Identify all lines of the data containing the string "content" and copy them.
+++
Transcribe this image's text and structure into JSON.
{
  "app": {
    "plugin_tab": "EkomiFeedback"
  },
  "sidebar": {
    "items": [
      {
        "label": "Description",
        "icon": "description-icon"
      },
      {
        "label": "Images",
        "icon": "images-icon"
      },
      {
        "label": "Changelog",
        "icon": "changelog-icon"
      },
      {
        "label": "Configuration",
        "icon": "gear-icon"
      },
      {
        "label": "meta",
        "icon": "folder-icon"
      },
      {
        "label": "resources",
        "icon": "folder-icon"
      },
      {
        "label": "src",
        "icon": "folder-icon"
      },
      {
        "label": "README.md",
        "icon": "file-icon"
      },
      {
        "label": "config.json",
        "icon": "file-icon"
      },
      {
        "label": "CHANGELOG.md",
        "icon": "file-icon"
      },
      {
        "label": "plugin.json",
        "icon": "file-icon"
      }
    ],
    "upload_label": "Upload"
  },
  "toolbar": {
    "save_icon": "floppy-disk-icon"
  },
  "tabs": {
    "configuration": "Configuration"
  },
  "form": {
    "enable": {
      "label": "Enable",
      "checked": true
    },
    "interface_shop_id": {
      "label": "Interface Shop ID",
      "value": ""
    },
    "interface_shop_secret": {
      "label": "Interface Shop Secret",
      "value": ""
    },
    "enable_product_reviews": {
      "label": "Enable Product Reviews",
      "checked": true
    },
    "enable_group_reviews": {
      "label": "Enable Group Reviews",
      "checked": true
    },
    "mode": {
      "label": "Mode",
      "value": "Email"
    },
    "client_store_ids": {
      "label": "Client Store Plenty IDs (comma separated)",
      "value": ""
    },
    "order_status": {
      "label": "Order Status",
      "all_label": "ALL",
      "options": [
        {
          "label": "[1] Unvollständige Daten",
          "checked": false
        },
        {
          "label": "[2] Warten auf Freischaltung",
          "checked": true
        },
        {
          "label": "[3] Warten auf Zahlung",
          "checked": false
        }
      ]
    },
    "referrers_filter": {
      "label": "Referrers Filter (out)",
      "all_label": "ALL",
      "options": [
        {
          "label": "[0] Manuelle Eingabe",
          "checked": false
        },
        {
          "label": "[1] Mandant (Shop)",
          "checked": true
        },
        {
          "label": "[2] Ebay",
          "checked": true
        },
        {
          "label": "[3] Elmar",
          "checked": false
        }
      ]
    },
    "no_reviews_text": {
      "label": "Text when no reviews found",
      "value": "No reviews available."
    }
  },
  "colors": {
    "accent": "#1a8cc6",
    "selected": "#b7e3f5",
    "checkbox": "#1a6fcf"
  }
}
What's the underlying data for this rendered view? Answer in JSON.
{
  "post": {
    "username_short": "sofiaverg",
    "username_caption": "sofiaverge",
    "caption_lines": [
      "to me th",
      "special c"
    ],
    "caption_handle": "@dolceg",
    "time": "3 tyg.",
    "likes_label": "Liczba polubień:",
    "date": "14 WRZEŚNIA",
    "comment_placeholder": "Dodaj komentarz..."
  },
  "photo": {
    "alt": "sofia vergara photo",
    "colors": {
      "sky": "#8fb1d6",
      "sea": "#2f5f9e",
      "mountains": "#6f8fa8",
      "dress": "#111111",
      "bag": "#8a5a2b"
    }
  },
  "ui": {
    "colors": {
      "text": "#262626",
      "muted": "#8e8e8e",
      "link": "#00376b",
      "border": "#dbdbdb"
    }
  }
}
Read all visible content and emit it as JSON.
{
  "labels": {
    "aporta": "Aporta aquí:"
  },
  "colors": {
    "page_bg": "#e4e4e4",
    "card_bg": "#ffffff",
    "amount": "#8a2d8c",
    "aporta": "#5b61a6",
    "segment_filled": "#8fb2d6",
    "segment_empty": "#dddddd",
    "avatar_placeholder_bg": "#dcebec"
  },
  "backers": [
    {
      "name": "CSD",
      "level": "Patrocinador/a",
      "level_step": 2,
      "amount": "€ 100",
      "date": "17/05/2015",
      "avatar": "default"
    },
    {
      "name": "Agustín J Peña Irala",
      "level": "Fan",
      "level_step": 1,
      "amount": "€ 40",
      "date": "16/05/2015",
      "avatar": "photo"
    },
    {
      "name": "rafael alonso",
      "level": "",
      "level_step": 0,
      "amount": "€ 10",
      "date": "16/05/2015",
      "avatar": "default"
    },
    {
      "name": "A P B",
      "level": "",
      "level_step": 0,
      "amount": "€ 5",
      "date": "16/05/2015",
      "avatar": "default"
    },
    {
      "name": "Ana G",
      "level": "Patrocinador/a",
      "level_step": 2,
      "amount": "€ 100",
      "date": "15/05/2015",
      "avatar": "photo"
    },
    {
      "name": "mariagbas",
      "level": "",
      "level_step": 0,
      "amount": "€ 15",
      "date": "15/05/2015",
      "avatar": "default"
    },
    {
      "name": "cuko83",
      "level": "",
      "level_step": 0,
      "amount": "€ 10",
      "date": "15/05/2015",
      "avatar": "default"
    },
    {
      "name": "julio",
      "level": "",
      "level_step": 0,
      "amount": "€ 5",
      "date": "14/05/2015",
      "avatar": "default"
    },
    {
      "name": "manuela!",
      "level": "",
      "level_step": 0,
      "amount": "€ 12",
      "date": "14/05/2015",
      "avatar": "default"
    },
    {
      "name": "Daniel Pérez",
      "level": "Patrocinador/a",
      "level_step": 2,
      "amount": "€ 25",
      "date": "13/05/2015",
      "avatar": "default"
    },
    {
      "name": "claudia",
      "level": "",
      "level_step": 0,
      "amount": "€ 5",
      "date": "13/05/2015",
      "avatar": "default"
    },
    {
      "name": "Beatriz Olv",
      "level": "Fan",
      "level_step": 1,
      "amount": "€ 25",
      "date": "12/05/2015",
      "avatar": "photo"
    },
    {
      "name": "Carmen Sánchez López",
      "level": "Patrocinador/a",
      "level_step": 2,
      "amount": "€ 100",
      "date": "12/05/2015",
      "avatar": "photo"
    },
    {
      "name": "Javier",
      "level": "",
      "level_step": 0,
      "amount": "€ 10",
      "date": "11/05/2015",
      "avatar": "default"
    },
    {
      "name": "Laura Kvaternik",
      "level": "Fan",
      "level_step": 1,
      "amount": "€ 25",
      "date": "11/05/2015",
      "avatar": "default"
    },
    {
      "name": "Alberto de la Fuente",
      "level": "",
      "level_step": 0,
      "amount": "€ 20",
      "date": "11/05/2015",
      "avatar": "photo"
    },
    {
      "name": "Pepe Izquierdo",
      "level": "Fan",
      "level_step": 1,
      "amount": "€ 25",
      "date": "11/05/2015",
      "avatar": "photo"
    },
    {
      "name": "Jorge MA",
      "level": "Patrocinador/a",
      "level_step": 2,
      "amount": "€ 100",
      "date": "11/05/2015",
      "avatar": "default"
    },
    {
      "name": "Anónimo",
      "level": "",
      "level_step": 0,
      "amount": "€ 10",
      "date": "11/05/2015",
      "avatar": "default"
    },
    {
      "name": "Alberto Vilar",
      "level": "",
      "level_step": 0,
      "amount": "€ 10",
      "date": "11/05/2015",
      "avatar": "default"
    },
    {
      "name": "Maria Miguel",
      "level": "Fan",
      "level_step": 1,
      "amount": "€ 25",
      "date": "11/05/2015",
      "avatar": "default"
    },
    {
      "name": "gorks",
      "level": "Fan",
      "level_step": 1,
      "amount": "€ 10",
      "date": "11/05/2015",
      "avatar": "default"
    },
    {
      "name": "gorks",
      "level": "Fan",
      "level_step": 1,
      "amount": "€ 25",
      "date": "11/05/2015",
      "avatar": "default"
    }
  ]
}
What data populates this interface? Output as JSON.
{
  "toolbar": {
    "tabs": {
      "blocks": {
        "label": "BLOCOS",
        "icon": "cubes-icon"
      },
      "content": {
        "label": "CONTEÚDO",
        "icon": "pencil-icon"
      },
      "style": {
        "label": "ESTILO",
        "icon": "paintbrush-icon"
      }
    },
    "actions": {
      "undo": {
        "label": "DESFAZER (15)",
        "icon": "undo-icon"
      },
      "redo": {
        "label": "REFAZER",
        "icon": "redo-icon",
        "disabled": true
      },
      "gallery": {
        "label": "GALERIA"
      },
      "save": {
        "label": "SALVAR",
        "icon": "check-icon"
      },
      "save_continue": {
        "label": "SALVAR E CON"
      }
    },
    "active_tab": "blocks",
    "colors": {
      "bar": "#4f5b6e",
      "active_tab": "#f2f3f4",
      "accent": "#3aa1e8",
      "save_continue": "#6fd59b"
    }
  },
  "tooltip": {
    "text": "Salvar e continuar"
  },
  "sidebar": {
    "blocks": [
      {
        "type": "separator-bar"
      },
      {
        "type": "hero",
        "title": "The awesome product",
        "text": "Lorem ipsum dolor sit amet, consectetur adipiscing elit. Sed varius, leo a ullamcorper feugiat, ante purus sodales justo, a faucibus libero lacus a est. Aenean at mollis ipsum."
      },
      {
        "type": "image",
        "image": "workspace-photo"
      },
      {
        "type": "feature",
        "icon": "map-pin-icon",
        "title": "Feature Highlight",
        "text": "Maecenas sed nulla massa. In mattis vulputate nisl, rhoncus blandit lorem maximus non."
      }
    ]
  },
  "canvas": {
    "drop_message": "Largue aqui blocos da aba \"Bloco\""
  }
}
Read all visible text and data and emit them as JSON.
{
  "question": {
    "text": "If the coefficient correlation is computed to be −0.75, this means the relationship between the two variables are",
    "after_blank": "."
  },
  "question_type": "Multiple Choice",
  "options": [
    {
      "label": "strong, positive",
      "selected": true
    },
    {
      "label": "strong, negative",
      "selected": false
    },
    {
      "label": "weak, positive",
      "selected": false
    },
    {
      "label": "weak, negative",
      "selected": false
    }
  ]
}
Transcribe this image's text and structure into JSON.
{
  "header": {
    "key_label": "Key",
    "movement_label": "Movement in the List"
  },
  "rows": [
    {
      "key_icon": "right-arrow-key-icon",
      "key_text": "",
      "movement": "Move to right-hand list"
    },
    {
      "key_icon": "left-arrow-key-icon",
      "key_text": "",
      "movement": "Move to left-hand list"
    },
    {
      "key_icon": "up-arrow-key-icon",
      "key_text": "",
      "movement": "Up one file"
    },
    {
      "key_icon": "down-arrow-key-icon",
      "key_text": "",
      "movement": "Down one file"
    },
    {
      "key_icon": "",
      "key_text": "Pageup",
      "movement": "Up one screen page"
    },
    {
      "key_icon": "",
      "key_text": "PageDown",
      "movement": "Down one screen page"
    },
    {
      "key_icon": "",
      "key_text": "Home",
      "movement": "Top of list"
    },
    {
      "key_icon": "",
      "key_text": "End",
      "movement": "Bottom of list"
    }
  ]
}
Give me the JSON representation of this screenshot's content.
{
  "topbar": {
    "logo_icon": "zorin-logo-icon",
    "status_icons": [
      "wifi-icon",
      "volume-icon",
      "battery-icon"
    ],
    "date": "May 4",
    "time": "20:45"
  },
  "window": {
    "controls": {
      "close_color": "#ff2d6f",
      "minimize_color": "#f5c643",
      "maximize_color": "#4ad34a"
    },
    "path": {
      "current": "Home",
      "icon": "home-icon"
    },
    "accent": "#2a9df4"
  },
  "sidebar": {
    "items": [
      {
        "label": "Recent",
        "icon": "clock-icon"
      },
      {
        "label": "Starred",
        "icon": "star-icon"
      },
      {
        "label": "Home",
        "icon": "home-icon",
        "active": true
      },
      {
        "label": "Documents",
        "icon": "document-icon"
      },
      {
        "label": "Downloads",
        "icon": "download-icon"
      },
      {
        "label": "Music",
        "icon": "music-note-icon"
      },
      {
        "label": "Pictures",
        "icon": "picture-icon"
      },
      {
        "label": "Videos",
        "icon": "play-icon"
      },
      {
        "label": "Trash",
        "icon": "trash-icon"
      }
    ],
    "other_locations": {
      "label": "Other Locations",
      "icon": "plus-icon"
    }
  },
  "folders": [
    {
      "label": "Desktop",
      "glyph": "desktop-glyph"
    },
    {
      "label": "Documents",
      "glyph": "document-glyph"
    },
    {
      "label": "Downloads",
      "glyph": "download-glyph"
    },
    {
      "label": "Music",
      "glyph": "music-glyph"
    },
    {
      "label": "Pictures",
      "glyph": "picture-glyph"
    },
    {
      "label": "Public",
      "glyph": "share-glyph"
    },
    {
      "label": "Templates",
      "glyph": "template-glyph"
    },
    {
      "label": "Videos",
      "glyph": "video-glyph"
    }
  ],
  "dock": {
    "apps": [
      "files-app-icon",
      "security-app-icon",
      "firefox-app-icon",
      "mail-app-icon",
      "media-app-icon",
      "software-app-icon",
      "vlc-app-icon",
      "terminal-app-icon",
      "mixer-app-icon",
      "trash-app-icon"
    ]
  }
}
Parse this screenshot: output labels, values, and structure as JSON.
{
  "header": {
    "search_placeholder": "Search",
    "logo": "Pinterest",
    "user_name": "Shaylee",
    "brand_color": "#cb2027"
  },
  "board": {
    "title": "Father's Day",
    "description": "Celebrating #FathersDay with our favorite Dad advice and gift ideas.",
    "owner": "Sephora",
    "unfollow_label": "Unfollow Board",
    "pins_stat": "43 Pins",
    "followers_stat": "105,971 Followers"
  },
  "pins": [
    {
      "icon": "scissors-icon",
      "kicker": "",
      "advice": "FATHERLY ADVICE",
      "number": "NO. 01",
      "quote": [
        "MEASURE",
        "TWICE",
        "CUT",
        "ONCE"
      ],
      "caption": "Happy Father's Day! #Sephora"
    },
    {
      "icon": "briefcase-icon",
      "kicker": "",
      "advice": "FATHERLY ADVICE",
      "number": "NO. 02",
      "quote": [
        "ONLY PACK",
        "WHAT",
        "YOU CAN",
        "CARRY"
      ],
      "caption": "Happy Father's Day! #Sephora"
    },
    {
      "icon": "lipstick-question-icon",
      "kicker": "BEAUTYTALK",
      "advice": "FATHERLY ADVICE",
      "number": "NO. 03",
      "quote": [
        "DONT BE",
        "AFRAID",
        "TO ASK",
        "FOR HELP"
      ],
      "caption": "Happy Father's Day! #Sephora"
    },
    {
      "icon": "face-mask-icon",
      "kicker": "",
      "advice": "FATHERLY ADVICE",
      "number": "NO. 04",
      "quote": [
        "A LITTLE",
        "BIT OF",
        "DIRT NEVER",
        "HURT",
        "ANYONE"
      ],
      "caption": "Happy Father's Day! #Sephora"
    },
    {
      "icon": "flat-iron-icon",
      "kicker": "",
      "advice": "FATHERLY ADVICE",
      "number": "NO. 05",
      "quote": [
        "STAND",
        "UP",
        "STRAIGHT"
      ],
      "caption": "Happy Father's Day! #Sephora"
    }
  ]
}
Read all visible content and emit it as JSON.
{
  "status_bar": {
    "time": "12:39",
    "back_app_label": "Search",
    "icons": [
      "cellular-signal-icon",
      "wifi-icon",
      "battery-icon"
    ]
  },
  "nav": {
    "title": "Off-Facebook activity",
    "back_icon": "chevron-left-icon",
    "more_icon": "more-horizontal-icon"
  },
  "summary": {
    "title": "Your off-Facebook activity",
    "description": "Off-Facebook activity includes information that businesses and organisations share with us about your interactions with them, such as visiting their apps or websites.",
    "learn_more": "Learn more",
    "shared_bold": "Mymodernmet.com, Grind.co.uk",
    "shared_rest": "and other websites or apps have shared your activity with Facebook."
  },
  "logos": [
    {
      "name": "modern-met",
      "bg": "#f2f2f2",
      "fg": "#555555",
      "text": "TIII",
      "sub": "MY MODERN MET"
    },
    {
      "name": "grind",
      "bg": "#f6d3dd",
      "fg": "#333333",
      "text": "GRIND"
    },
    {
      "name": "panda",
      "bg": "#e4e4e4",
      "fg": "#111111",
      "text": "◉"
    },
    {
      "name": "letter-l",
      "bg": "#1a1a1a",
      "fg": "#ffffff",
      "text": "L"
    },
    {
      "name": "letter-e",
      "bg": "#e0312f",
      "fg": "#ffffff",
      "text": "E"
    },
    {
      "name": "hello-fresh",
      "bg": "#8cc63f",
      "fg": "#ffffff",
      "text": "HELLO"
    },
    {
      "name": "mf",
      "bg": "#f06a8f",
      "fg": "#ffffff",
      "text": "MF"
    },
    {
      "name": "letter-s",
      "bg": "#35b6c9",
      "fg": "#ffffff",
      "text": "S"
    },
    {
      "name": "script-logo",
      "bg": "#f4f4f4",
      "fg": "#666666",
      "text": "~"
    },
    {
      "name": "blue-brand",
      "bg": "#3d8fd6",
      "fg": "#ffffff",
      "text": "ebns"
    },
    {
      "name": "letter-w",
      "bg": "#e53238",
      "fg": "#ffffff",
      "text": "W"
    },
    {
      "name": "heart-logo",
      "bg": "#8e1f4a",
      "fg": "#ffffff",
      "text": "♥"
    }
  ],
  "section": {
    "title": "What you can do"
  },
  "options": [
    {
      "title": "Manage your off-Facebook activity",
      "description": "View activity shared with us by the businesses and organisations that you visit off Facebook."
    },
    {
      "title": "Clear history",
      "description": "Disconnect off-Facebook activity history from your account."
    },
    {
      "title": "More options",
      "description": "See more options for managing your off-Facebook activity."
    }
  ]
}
+++
> _Task output_:
Read all visible content and emit it as JSON.
      "content": {
Give me the JSON representation of this screenshot's content.
Read all visible content and emit it as JSON.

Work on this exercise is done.